YOUR TASKS:
(1) In the Wolf of Wall Street review, what is the name of Belfort's company?
(2) Write the next part of the Wolf of Wall Street review, continuing from its final sentence.

EXTRACT:
Three solid hours of Caligulan depravity might sound tough to swallow, but Scorsese's genius is in balancing the insanity with the less histrionic bits of Terence Winter's script in such a way that you don't necessarily feel like you've spent the whole running time with a wet finger in the mains. Nor, however, is there chance to be bored; it's never less than entertaining, and the only time you'll be checking your watch is to see if that really was 180 minutes that just passed.

Where The Wolf Of Wall Street just fails to meet its promise is in the substance, which is ironic because substances are in no short supply here. There's the sledgehammer implication that Belfort's company, Stratton Oakmont, is a metaphor for America (you can tell because at one point DiCaprio bellows "STRATTON OAKMONT IS AMERICA!!!"), but there's no hint of the global ripples caused by the likes of Belfort and their dive-bombs of self-gratification. And for a three-hour film there's a vaguely disappointing lack of narrative scale: once Belfort's first-act move up through the gears of his arc reaches maximum overdrive, everything that follows is just another episode of bogglingly selfish dickery.

RECORDED INFORMATION:
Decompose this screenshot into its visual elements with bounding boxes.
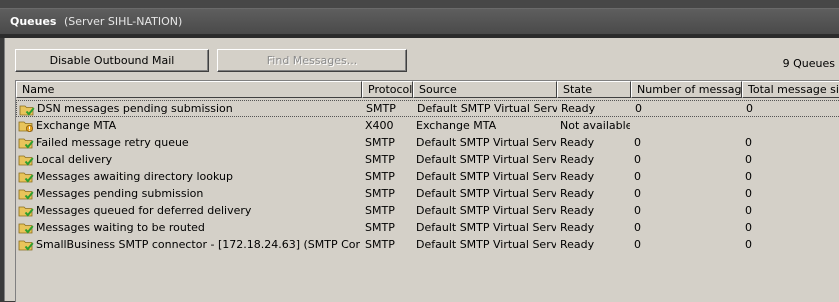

RESULTS OF THE TASKS:
(1) Stratton Oakmont.

(2)
But these are minor quibbles; if you want an examination of the downfall of the financial sector, watch Inside Job, which doesn't have a single chimp in a nappy. The Wolf Of Wall Street is a proper blast of in-your-face and up-your-nose filmmaking from a team of genuine legends, and on top of everything you'd expect from Martin Scorsese it's also frequently hilarious: the Lemmons sequence alone is a masterclass of physical comedy from DiCaprio and Jonah Hill, who has reached a milestone in his career in that this is the first film in which I've found him bearable. So well done Jonah, well done Leo and well done Marty. Let's celebrate! I've got a straw round here somewhere.